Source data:
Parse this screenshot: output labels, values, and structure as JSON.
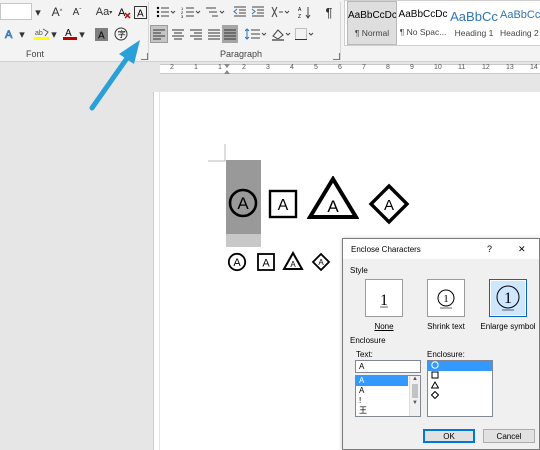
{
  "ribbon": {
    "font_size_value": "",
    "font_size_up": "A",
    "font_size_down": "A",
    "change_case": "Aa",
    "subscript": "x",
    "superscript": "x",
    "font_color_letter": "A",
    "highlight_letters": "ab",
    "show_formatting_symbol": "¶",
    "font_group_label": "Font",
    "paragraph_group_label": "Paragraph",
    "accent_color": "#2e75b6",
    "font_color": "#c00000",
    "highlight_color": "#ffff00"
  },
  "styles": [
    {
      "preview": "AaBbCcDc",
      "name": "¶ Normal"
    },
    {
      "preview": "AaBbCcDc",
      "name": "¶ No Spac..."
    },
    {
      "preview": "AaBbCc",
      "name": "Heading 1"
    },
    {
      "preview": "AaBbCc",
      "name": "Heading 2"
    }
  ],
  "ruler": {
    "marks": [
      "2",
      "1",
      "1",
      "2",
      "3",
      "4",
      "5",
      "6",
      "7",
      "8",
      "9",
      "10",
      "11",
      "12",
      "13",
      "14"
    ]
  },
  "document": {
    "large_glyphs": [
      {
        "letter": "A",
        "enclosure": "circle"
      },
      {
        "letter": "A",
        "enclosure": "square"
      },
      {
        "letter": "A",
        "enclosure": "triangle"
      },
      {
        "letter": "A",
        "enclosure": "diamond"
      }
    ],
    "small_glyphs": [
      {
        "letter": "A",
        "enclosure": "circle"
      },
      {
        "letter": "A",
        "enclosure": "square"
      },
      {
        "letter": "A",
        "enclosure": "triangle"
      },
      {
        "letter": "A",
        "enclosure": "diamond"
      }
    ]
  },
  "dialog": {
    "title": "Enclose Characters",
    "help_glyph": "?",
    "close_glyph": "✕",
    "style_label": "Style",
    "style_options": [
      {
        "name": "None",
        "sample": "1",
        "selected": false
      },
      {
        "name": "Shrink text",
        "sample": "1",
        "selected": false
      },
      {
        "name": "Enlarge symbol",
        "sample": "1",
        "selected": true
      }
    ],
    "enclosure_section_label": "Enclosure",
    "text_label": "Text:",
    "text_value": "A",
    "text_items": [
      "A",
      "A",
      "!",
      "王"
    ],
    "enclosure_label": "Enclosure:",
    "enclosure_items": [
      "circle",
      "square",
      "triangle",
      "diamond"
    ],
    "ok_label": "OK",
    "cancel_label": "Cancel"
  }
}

Your objective: Quote every entry exactly, with the pictures omitted.

Answer for this exercise:
Parse this screenshot: output labels, values, and structure as JSON.
{
  "ribbon": {
    "font_size_value": "",
    "font_size_up": "A",
    "font_size_down": "A",
    "change_case": "Aa",
    "subscript": "x",
    "superscript": "x",
    "font_color_letter": "A",
    "highlight_letters": "ab",
    "show_formatting_symbol": "¶",
    "font_group_label": "Font",
    "paragraph_group_label": "Paragraph",
    "accent_color": "#2e75b6",
    "font_color": "#c00000",
    "highlight_color": "#ffff00"
  },
  "styles": [
    {
      "preview": "AaBbCcDc",
      "name": "¶ Normal"
    },
    {
      "preview": "AaBbCcDc",
      "name": "¶ No Spac..."
    },
    {
      "preview": "AaBbCc",
      "name": "Heading 1"
    },
    {
      "preview": "AaBbCc",
      "name": "Heading 2"
    }
  ],
  "ruler": {
    "marks": [
      "2",
      "1",
      "1",
      "2",
      "3",
      "4",
      "5",
      "6",
      "7",
      "8",
      "9",
      "10",
      "11",
      "12",
      "13",
      "14"
    ]
  },
  "document": {
    "large_glyphs": [
      {
        "letter": "A",
        "enclosure": "circle"
      },
      {
        "letter": "A",
        "enclosure": "square"
      },
      {
        "letter": "A",
        "enclosure": "triangle"
      },
      {
        "letter": "A",
        "enclosure": "diamond"
      }
    ],
    "small_glyphs": [
      {
        "letter": "A",
        "enclosure": "circle"
      },
      {
        "letter": "A",
        "enclosure": "square"
      },
      {
        "letter": "A",
        "enclosure": "triangle"
      },
      {
        "letter": "A",
        "enclosure": "diamond"
      }
    ]
  },
  "dialog": {
    "title": "Enclose Characters",
    "help_glyph": "?",
    "close_glyph": "✕",
    "style_label": "Style",
    "style_options": [
      {
        "name": "None",
        "sample": "1",
        "selected": false
      },
      {
        "name": "Shrink text",
        "sample": "1",
        "selected": false
      },
      {
        "name": "Enlarge symbol",
        "sample": "1",
        "selected": true
      }
    ],
    "enclosure_section_label": "Enclosure",
    "text_label": "Text:",
    "text_value": "A",
    "text_items": [
      "A",
      "A",
      "!",
      "王"
    ],
    "enclosure_label": "Enclosure:",
    "enclosure_items": [
      "circle",
      "square",
      "triangle",
      "diamond"
    ],
    "ok_label": "OK",
    "cancel_label": "Cancel"
  }
}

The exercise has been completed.